• **STATED GOAL**:
Copy each line that contains the string "JSON".

• **EXCERPTED RECORDS**:
━━━━

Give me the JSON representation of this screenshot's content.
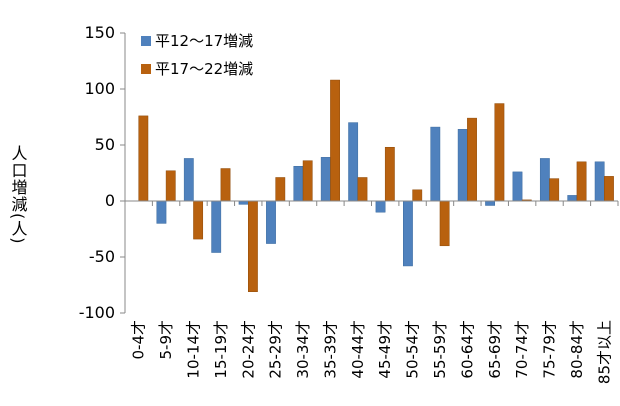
{
  "chart_data": {
    "type": "bar",
    "y_label": "人口増減(人)",
    "categories": [
      "0-4才",
      "5-9才",
      "10-14才",
      "15-19才",
      "20-24才",
      "25-29才",
      "30-34才",
      "35-39才",
      "40-44才",
      "45-49才",
      "50-54才",
      "55-59才",
      "60-64才",
      "65-69才",
      "70-74才",
      "75-79才",
      "80-84才",
      "85才以上"
    ],
    "series": [
      {
        "name": "平12～17増減",
        "color": "#4f81bd",
        "values": [
          0,
          -20,
          38,
          -46,
          -3,
          -38,
          31,
          39,
          70,
          -10,
          -58,
          66,
          64,
          -4,
          26,
          38,
          5,
          35
        ]
      },
      {
        "name": "平17～22増減",
        "color": "#b8610f",
        "values": [
          76,
          27,
          -34,
          29,
          -81,
          21,
          36,
          108,
          21,
          48,
          10,
          -40,
          74,
          87,
          1,
          20,
          35,
          22
        ]
      }
    ],
    "ylim": [
      -100,
      150
    ],
    "yticks": [
      -100,
      -50,
      0,
      50,
      100,
      150
    ],
    "legend": "top-left",
    "grid": false
  }
}
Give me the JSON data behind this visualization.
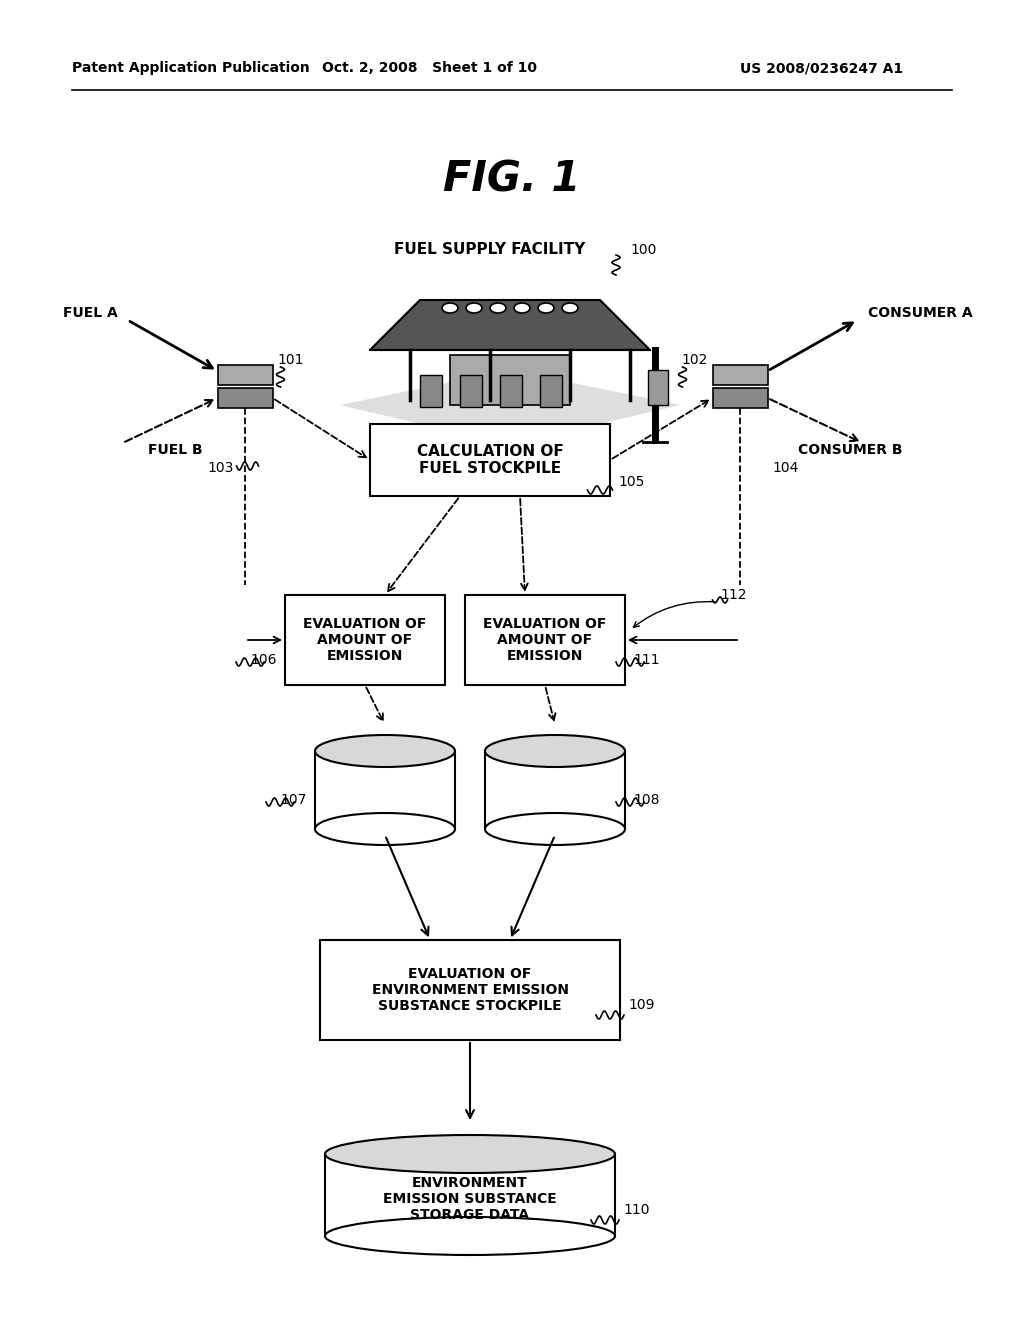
{
  "bg_color": "#ffffff",
  "header_left": "Patent Application Publication",
  "header_mid": "Oct. 2, 2008   Sheet 1 of 10",
  "header_right": "US 2008/0236247 A1",
  "fig_title": "FIG. 1",
  "label_calc": "CALCULATION OF\nFUEL STOCKPILE",
  "label_eval1": "EVALUATION OF\nAMOUNT OF\nEMISSION",
  "label_eval2": "EVALUATION OF\nAMOUNT OF\nEMISSION",
  "label_eval_env": "EVALUATION OF\nENVIRONMENT EMISSION\nSUBSTANCE STOCKPILE",
  "label_env_data": "ENVIRONMENT\nEMISSION SUBSTANCE\nSTORAGE DATA",
  "label_fuel_supply": "FUEL SUPPLY FACILITY",
  "label_fuel_a": "FUEL A",
  "label_fuel_b": "FUEL B",
  "label_consumer_a": "CONSUMER A",
  "label_consumer_b": "CONSUMER B"
}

━━━━

• **WRITTEN SOLUTION**:
Give me the JSON representation of this screenshot's content.
Give me the JSON data behind this visualization.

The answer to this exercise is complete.